*EXERCISE BRIEF*:
Copy nothing but the text: repeat each entry exactly and drop the images.
>> begin GIVEN ENTRIES
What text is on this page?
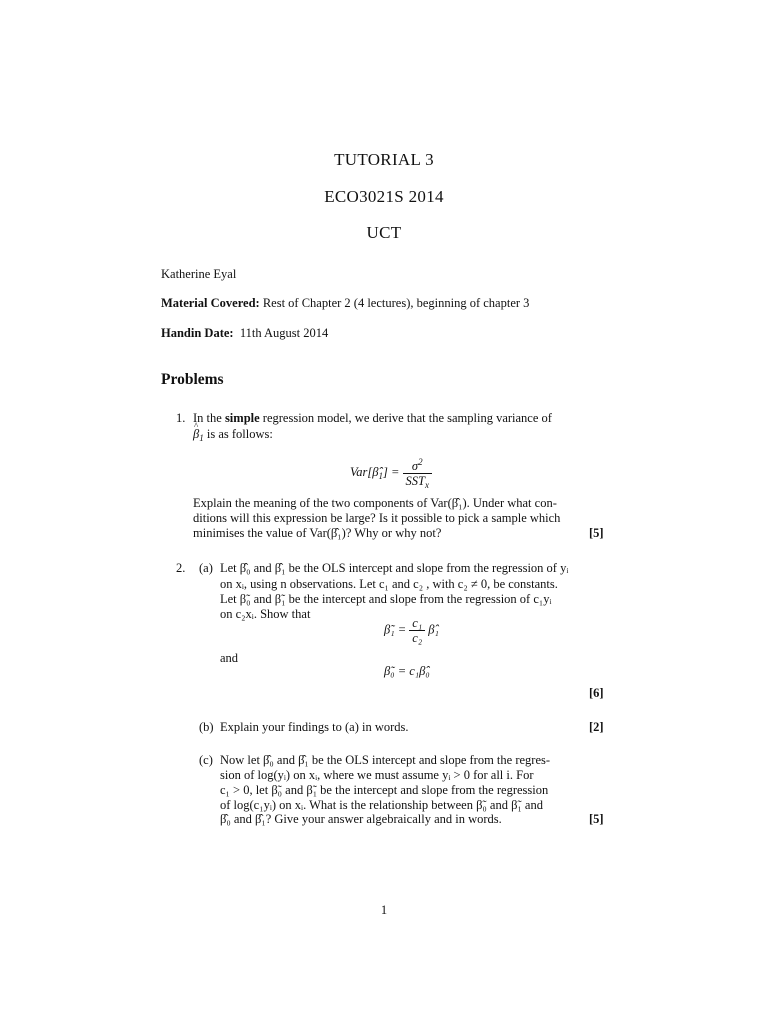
TUTORIAL 3
ECO3021S 2014
UCT
Katherine Eyal
Material Covered: Rest of Chapter 2 (4 lectures), beginning of chapter 3
Handin Date: 11th August 2014
Problems
1. In the simple regression model, we derive that the sampling variance of
^ $\beta_1$ is as follows:
$Var[\betâ_1] = \frac{\sigma^2}{SST_x}$
Explain the meaning of the two components of Var(β̂₁). Under what con-
ditions will this expression be large? Is it possible to pick a sample which
minimises the value of Var(β̂₁)? Why or why not?	[5]
2. (a) Let β̂₀ and β̂₁ be the OLS intercept and slope from the regression of yᵢ
on xᵢ, using n observations. Let c₁ and c₂ , with c₂ ≠ 0, be constants.
Let β̃₀ and β̃₁ be the intercept and slope from the regression of c₁yᵢ
on c₂xᵢ. Show that
β̃₁ = $\frac{\text{c₁}}{\text{c₂}}$ β̂₁
and
β̃₀ = c₁β̂₀
[6]
(b) Explain your findings to (a) in words.	[2]
(c) Now let β̂₀ and β̂₁ be the OLS intercept and slope from the regres-
sion of log(yᵢ) on xᵢ, where we must assume yᵢ > 0 for all i. For
c₁ > 0, let β̃₀ and β̃₁ be the intercept and slope from the regression
of log(c₁yᵢ) on xᵢ. What is the relationship between β̃₀ and β̃₁ and
β̂₀ and β̂₁? Give your answer algebraically and in words.	[5]
1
>> end GIVEN ENTRIES
*THE SOLUTION*:
What text is on this page?
TUTORIAL 3
ECO3021S 2014
UCT
Katherine Eyal
Material Covered: Rest of Chapter 2 (4 lectures), beginning of chapter 3
Handin Date: 11th August 2014
Problems
1. In the simple regression model, we derive that the sampling variance of
^ $\beta_1$ is as follows:
$Var[\betâ_1] = \frac{\sigma^2}{SST_x}$
Explain the meaning of the two components of Var(β̂₁). Under what con-
ditions will this expression be large? Is it possible to pick a sample which
minimises the value of Var(β̂₁)? Why or why not?	[5]
2. (a) Let β̂₀ and β̂₁ be the OLS intercept and slope from the regression of yᵢ
on xᵢ, using n observations. Let c₁ and c₂ , with c₂ ≠ 0, be constants.
Let β̃₀ and β̃₁ be the intercept and slope from the regression of c₁yᵢ
on c₂xᵢ. Show that
β̃₁ = $\frac{\text{c₁}}{\text{c₂}}$ β̂₁
and
β̃₀ = c₁β̂₀
[6]
(b) Explain your findings to (a) in words.	[2]
(c) Now let β̂₀ and β̂₁ be the OLS intercept and slope from the regres-
sion of log(yᵢ) on xᵢ, where we must assume yᵢ > 0 for all i. For
c₁ > 0, let β̃₀ and β̃₁ be the intercept and slope from the regression
of log(c₁yᵢ) on xᵢ. What is the relationship between β̃₀ and β̃₁ and
β̂₀ and β̂₁? Give your answer algebraically and in words.	[5]
1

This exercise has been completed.